** Begin DATA SHOWN **
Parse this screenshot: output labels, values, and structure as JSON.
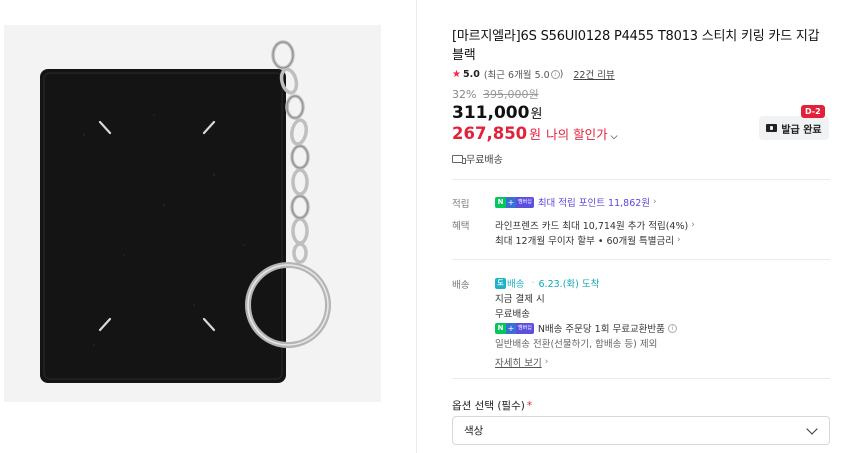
{
  "product": {
    "title": "[마르지엘라]6S S56UI0128 P4455 T8013 스티치 키링 카드 지갑 블랙",
    "image_icon": "wallet-keyring-image"
  },
  "rating": {
    "score": "5.0",
    "recent": "(최근 6개월 5.0",
    "recent_close": ")",
    "review_link": "22건 리뷰"
  },
  "price": {
    "discount_rate": "32%",
    "original": "395,000원",
    "sale": "311,000",
    "sale_unit": "원",
    "my_price": "267,850",
    "my_price_unit": "원",
    "my_price_label": "나의 할인가"
  },
  "coupon": {
    "badge": "D-2",
    "button_label": "발급 완료"
  },
  "shipping_free": "무료배송",
  "benefits": {
    "point_label": "적립",
    "point_badge_n": "N",
    "point_badge_plus": "+",
    "point_badge_mem": "멤버십",
    "point_text": "최대 적립 포인트 11,862원",
    "benefit_label": "혜택",
    "card_text": "라인프렌즈 카드 최대 10,714원 추가 적립(4%)",
    "install_text": "최대 12개월 무이자 할부 • 60개월 특별금리"
  },
  "delivery": {
    "label": "배송",
    "badge_short": "도",
    "badge_text": "배송",
    "date": "6.23.(화) 도착",
    "line2": "지금 결제 시",
    "line3": "무료배송",
    "exchange_text": "N배송 주문당 1회 무료교환반품",
    "exclusion": "일반배송 전환(선물하기, 합배송 등) 제외",
    "more": "자세히 보기"
  },
  "options": {
    "label": "옵션 선택 (필수)",
    "required_mark": "*",
    "select_value": "색상"
  }
}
** End DATA SHOWN **
### TASK TO COMPLETE
Transcribe all the lines above exactly, apart from the pictures.

### RIGHT ANSWER
Parse this screenshot: output labels, values, and structure as JSON.
{
  "product": {
    "title": "[마르지엘라]6S S56UI0128 P4455 T8013 스티치 키링 카드 지갑 블랙",
    "image_icon": "wallet-keyring-image"
  },
  "rating": {
    "score": "5.0",
    "recent": "(최근 6개월 5.0",
    "recent_close": ")",
    "review_link": "22건 리뷰"
  },
  "price": {
    "discount_rate": "32%",
    "original": "395,000원",
    "sale": "311,000",
    "sale_unit": "원",
    "my_price": "267,850",
    "my_price_unit": "원",
    "my_price_label": "나의 할인가"
  },
  "coupon": {
    "badge": "D-2",
    "button_label": "발급 완료"
  },
  "shipping_free": "무료배송",
  "benefits": {
    "point_label": "적립",
    "point_badge_n": "N",
    "point_badge_plus": "+",
    "point_badge_mem": "멤버십",
    "point_text": "최대 적립 포인트 11,862원",
    "benefit_label": "혜택",
    "card_text": "라인프렌즈 카드 최대 10,714원 추가 적립(4%)",
    "install_text": "최대 12개월 무이자 할부 • 60개월 특별금리"
  },
  "delivery": {
    "label": "배송",
    "badge_short": "도",
    "badge_text": "배송",
    "date": "6.23.(화) 도착",
    "line2": "지금 결제 시",
    "line3": "무료배송",
    "exchange_text": "N배송 주문당 1회 무료교환반품",
    "exclusion": "일반배송 전환(선물하기, 합배송 등) 제외",
    "more": "자세히 보기"
  },
  "options": {
    "label": "옵션 선택 (필수)",
    "required_mark": "*",
    "select_value": "색상"
  }
}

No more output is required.